■ WHAT TO PRODUCE: Repeat the listing in full. Nothing may be added or left out.

■ TASK MATERIAL:
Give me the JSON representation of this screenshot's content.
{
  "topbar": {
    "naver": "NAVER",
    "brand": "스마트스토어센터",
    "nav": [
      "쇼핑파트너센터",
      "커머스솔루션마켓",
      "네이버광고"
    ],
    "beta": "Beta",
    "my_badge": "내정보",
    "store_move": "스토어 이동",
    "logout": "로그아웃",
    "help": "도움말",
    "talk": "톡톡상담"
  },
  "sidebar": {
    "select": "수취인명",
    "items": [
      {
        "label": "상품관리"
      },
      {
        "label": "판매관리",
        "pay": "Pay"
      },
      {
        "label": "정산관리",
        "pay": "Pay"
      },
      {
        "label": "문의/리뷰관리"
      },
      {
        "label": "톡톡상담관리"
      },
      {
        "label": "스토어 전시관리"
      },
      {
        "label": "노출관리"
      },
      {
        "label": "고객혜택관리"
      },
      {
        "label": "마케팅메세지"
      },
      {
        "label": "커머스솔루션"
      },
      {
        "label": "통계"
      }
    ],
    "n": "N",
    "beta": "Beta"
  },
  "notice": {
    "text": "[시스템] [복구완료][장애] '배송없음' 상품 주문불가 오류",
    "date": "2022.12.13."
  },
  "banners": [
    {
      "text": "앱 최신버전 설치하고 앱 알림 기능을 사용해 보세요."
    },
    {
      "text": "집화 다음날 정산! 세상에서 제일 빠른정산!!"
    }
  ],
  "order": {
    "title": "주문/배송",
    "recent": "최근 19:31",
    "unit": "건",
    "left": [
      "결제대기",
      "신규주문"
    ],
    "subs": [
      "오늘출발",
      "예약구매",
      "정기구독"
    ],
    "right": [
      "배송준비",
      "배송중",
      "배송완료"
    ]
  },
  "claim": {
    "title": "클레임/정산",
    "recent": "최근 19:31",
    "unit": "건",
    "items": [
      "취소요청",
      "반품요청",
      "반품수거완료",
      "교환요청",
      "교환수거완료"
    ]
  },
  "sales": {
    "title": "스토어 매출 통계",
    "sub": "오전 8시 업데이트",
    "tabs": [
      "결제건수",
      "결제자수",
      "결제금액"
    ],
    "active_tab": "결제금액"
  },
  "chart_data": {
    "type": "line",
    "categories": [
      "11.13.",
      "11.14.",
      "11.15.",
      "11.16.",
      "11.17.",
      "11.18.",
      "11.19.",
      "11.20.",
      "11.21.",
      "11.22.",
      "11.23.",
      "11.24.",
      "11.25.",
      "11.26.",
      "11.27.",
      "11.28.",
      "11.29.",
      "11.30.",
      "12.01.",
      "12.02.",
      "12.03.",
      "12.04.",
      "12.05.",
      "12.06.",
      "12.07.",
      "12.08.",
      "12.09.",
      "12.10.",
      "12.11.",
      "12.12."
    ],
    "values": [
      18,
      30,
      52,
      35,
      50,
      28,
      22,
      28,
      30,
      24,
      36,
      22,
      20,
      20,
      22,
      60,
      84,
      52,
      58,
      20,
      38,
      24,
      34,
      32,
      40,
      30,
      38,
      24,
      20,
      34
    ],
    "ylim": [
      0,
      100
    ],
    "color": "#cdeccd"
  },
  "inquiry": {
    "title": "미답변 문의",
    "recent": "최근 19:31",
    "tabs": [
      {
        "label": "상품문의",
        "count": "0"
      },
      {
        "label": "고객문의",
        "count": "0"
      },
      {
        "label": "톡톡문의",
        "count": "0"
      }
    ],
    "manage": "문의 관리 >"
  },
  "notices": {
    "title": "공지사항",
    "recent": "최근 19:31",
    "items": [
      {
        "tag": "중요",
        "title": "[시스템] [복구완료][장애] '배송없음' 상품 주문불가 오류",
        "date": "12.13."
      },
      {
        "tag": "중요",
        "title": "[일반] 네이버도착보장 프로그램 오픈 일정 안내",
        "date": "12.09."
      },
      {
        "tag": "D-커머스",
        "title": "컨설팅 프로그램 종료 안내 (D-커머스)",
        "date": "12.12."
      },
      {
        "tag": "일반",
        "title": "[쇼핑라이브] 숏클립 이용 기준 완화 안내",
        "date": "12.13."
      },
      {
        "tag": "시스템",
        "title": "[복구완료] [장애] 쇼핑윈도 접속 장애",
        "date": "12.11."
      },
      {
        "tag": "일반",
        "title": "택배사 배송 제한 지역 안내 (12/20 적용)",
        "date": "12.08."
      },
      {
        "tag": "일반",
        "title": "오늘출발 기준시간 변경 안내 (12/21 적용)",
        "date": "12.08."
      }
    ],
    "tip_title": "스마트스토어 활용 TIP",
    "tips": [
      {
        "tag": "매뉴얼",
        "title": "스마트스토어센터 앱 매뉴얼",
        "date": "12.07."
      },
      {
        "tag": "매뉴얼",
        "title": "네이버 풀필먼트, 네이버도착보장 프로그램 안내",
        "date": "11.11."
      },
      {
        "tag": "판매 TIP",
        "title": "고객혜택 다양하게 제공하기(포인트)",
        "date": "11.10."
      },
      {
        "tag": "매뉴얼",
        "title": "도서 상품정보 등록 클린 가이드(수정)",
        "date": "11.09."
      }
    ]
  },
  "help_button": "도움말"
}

■ CORRECT OUTPUT:
Give me the JSON representation of this screenshot's content.
{
  "topbar": {
    "naver": "NAVER",
    "brand": "스마트스토어센터",
    "nav": [
      "쇼핑파트너센터",
      "커머스솔루션마켓",
      "네이버광고"
    ],
    "beta": "Beta",
    "my_badge": "내정보",
    "store_move": "스토어 이동",
    "logout": "로그아웃",
    "help": "도움말",
    "talk": "톡톡상담"
  },
  "sidebar": {
    "select": "수취인명",
    "items": [
      {
        "label": "상품관리"
      },
      {
        "label": "판매관리",
        "pay": "Pay"
      },
      {
        "label": "정산관리",
        "pay": "Pay"
      },
      {
        "label": "문의/리뷰관리"
      },
      {
        "label": "톡톡상담관리"
      },
      {
        "label": "스토어 전시관리"
      },
      {
        "label": "노출관리"
      },
      {
        "label": "고객혜택관리"
      },
      {
        "label": "마케팅메세지"
      },
      {
        "label": "커머스솔루션"
      },
      {
        "label": "통계"
      }
    ],
    "n": "N",
    "beta": "Beta"
  },
  "notice": {
    "text": "[시스템] [복구완료][장애] '배송없음' 상품 주문불가 오류",
    "date": "2022.12.13."
  },
  "banners": [
    {
      "text": "앱 최신버전 설치하고 앱 알림 기능을 사용해 보세요."
    },
    {
      "text": "집화 다음날 정산! 세상에서 제일 빠른정산!!"
    }
  ],
  "order": {
    "title": "주문/배송",
    "recent": "최근 19:31",
    "unit": "건",
    "left": [
      "결제대기",
      "신규주문"
    ],
    "subs": [
      "오늘출발",
      "예약구매",
      "정기구독"
    ],
    "right": [
      "배송준비",
      "배송중",
      "배송완료"
    ]
  },
  "claim": {
    "title": "클레임/정산",
    "recent": "최근 19:31",
    "unit": "건",
    "items": [
      "취소요청",
      "반품요청",
      "반품수거완료",
      "교환요청",
      "교환수거완료"
    ]
  },
  "sales": {
    "title": "스토어 매출 통계",
    "sub": "오전 8시 업데이트",
    "tabs": [
      "결제건수",
      "결제자수",
      "결제금액"
    ],
    "active_tab": "결제금액"
  },
  "chart_data": {
    "type": "line",
    "categories": [
      "11.13.",
      "11.14.",
      "11.15.",
      "11.16.",
      "11.17.",
      "11.18.",
      "11.19.",
      "11.20.",
      "11.21.",
      "11.22.",
      "11.23.",
      "11.24.",
      "11.25.",
      "11.26.",
      "11.27.",
      "11.28.",
      "11.29.",
      "11.30.",
      "12.01.",
      "12.02.",
      "12.03.",
      "12.04.",
      "12.05.",
      "12.06.",
      "12.07.",
      "12.08.",
      "12.09.",
      "12.10.",
      "12.11.",
      "12.12."
    ],
    "values": [
      18,
      30,
      52,
      35,
      50,
      28,
      22,
      28,
      30,
      24,
      36,
      22,
      20,
      20,
      22,
      60,
      84,
      52,
      58,
      20,
      38,
      24,
      34,
      32,
      40,
      30,
      38,
      24,
      20,
      34
    ],
    "ylim": [
      0,
      100
    ],
    "color": "#cdeccd"
  },
  "inquiry": {
    "title": "미답변 문의",
    "recent": "최근 19:31",
    "tabs": [
      {
        "label": "상품문의",
        "count": "0"
      },
      {
        "label": "고객문의",
        "count": "0"
      },
      {
        "label": "톡톡문의",
        "count": "0"
      }
    ],
    "manage": "문의 관리 >"
  },
  "notices": {
    "title": "공지사항",
    "recent": "최근 19:31",
    "items": [
      {
        "tag": "중요",
        "title": "[시스템] [복구완료][장애] '배송없음' 상품 주문불가 오류",
        "date": "12.13."
      },
      {
        "tag": "중요",
        "title": "[일반] 네이버도착보장 프로그램 오픈 일정 안내",
        "date": "12.09."
      },
      {
        "tag": "D-커머스",
        "title": "컨설팅 프로그램 종료 안내 (D-커머스)",
        "date": "12.12."
      },
      {
        "tag": "일반",
        "title": "[쇼핑라이브] 숏클립 이용 기준 완화 안내",
        "date": "12.13."
      },
      {
        "tag": "시스템",
        "title": "[복구완료] [장애] 쇼핑윈도 접속 장애",
        "date": "12.11."
      },
      {
        "tag": "일반",
        "title": "택배사 배송 제한 지역 안내 (12/20 적용)",
        "date": "12.08."
      },
      {
        "tag": "일반",
        "title": "오늘출발 기준시간 변경 안내 (12/21 적용)",
        "date": "12.08."
      }
    ],
    "tip_title": "스마트스토어 활용 TIP",
    "tips": [
      {
        "tag": "매뉴얼",
        "title": "스마트스토어센터 앱 매뉴얼",
        "date": "12.07."
      },
      {
        "tag": "매뉴얼",
        "title": "네이버 풀필먼트, 네이버도착보장 프로그램 안내",
        "date": "11.11."
      },
      {
        "tag": "판매 TIP",
        "title": "고객혜택 다양하게 제공하기(포인트)",
        "date": "11.10."
      },
      {
        "tag": "매뉴얼",
        "title": "도서 상품정보 등록 클린 가이드(수정)",
        "date": "11.09."
      }
    ]
  },
  "help_button": "도움말"
}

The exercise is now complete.